**What needs to be done**. State how many lines in the records hold the word "JSON", giving the number and no other text.

(Data records)
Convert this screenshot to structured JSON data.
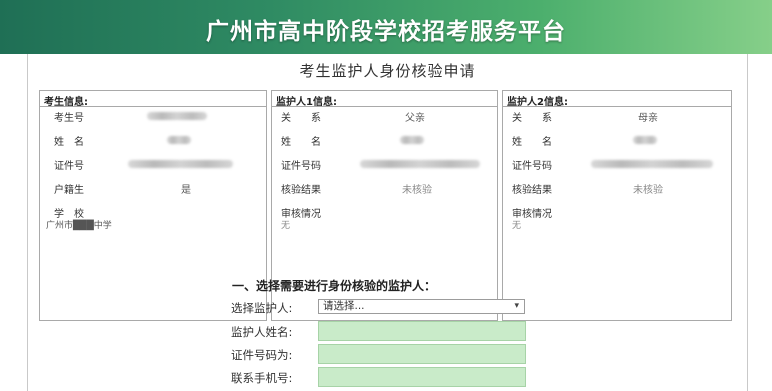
{
  "banner": {
    "title": "广州市高中阶段学校招考服务平台"
  },
  "page": {
    "title": "考生监护人身份核验申请"
  },
  "student": {
    "header": "考生信息:",
    "rows": [
      {
        "label": "考生号"
      },
      {
        "label": "姓　名"
      },
      {
        "label": "证件号"
      },
      {
        "label": "户籍生",
        "value": "是"
      },
      {
        "label": "学　校"
      }
    ],
    "school_value": "广州市███中学"
  },
  "guardian1": {
    "header": "监护人1信息:",
    "relation_label": "关　　系",
    "relation_value": "父亲",
    "name_label": "姓　　名",
    "id_label": "证件号码",
    "verify_label": "核验结果",
    "verify_value": "未核验",
    "review_label": "审核情况",
    "review_value": "无"
  },
  "guardian2": {
    "header": "监护人2信息:",
    "relation_label": "关　　系",
    "relation_value": "母亲",
    "name_label": "姓　　名",
    "id_label": "证件号码",
    "verify_label": "核验结果",
    "verify_value": "未核验",
    "review_label": "审核情况",
    "review_value": "无"
  },
  "form": {
    "section_title": "一、选择需要进行身份核验的监护人：",
    "select_label": "选择监护人:",
    "select_value": "请选择...",
    "name_label": "监护人姓名:",
    "id_label": "证件号码为:",
    "phone_label": "联系手机号:"
  }
}
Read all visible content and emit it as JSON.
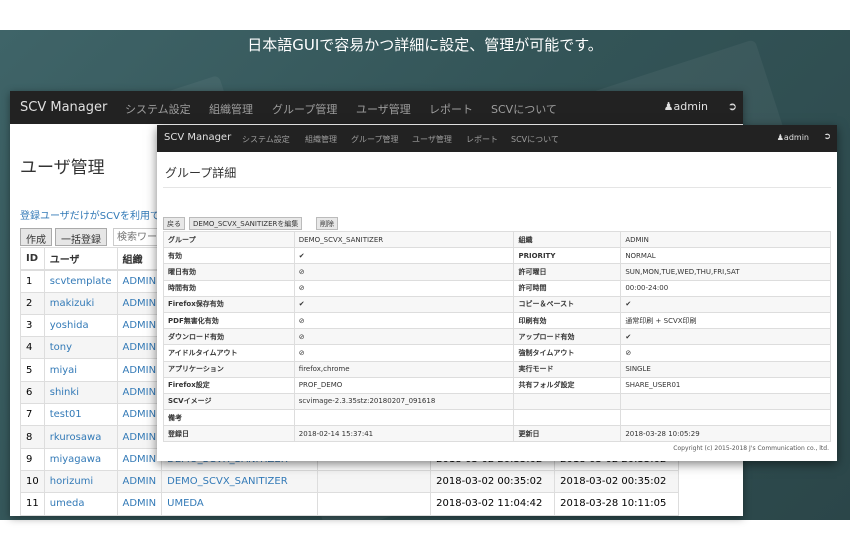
{
  "banner": {
    "tagline": "日本語GUIで容易かつ詳細に設定、管理が可能です。"
  },
  "back_window": {
    "brand": "SCV Manager",
    "nav": [
      "システム設定",
      "組織管理",
      "グループ管理",
      "ユーザ管理",
      "レポート",
      "SCVについて"
    ],
    "user": "admin",
    "title": "ユーザ管理",
    "description": "登録ユーザだけがSCVを利用で",
    "buttons": [
      "作成",
      "一括登録"
    ],
    "search_placeholder": "検索ワー",
    "columns": [
      "ID",
      "ユーザ",
      "組織"
    ],
    "rows": [
      {
        "id": "1",
        "user": "scvtemplate",
        "org": "ADMIN",
        "group": "",
        "created": "",
        "updated": ""
      },
      {
        "id": "2",
        "user": "makizuki",
        "org": "ADMIN",
        "group": "",
        "created": "",
        "updated": ""
      },
      {
        "id": "3",
        "user": "yoshida",
        "org": "ADMIN",
        "group": "",
        "created": "",
        "updated": ""
      },
      {
        "id": "4",
        "user": "tony",
        "org": "ADMIN",
        "group": "",
        "created": "",
        "updated": ""
      },
      {
        "id": "5",
        "user": "miyai",
        "org": "ADMIN",
        "group": "",
        "created": "",
        "updated": ""
      },
      {
        "id": "6",
        "user": "shinki",
        "org": "ADMIN",
        "group": "",
        "created": "",
        "updated": ""
      },
      {
        "id": "7",
        "user": "test01",
        "org": "ADMIN",
        "group": "",
        "created": "",
        "updated": ""
      },
      {
        "id": "8",
        "user": "rkurosawa",
        "org": "ADMIN",
        "group": "",
        "created": "",
        "updated": ""
      },
      {
        "id": "9",
        "user": "miyagawa",
        "org": "ADMIN",
        "group": "DEMO_SCVX_SANITIZER",
        "created": "2018-03-02 20:35:02",
        "updated": "2018-03-02 20:35:02"
      },
      {
        "id": "10",
        "user": "horizumi",
        "org": "ADMIN",
        "group": "DEMO_SCVX_SANITIZER",
        "created": "2018-03-02 00:35:02",
        "updated": "2018-03-02 00:35:02"
      },
      {
        "id": "11",
        "user": "umeda",
        "org": "ADMIN",
        "group": "UMEDA",
        "created": "2018-03-02 11:04:42",
        "updated": "2018-03-28 10:11:05"
      }
    ]
  },
  "front_window": {
    "brand": "SCV Manager",
    "nav": [
      "システム設定",
      "組織管理",
      "グループ管理",
      "ユーザ管理",
      "レポート",
      "SCVについて"
    ],
    "user": "admin",
    "title": "グループ詳細",
    "buttons": [
      "戻る",
      "DEMO_SCVX_SANITIZERを編集",
      "削除"
    ],
    "rows": [
      {
        "l1": "グループ",
        "v1": "DEMO_SCVX_SANITIZER",
        "l2": "組織",
        "v2": "ADMIN"
      },
      {
        "l1": "有効",
        "v1": "✔",
        "l2": "PRIORITY",
        "v2": "NORMAL"
      },
      {
        "l1": "曜日有効",
        "v1": "⊘",
        "l2": "許可曜日",
        "v2": "SUN,MON,TUE,WED,THU,FRI,SAT"
      },
      {
        "l1": "時間有効",
        "v1": "⊘",
        "l2": "許可時間",
        "v2": "00:00-24:00"
      },
      {
        "l1": "Firefox保存有効",
        "v1": "✔",
        "l2": "コピー＆ペースト",
        "v2": "✔"
      },
      {
        "l1": "PDF無害化有効",
        "v1": "⊘",
        "l2": "印刷有効",
        "v2": "通常印刷 + SCVX印刷"
      },
      {
        "l1": "ダウンロード有効",
        "v1": "⊘",
        "l2": "アップロード有効",
        "v2": "✔"
      },
      {
        "l1": "アイドルタイムアウト",
        "v1": "⊘",
        "l2": "強制タイムアウト",
        "v2": "⊘"
      },
      {
        "l1": "アプリケーション",
        "v1": "firefox,chrome",
        "l2": "実行モード",
        "v2": "SINGLE"
      },
      {
        "l1": "Firefox設定",
        "v1": "PROF_DEMO",
        "l2": "共有フォルダ設定",
        "v2": "SHARE_USER01"
      },
      {
        "l1": "SCVイメージ",
        "v1": "scvimage-2.3.35stz:20180207_091618",
        "l2": "",
        "v2": ""
      },
      {
        "l1": "備考",
        "v1": "",
        "l2": "",
        "v2": ""
      },
      {
        "l1": "登録日",
        "v1": "2018-02-14 15:37:41",
        "l2": "更新日",
        "v2": "2018-03-28 10:05:29"
      }
    ],
    "footer": "Copyright (c) 2015-2018 J's Communication co., ltd."
  }
}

**Output**. 2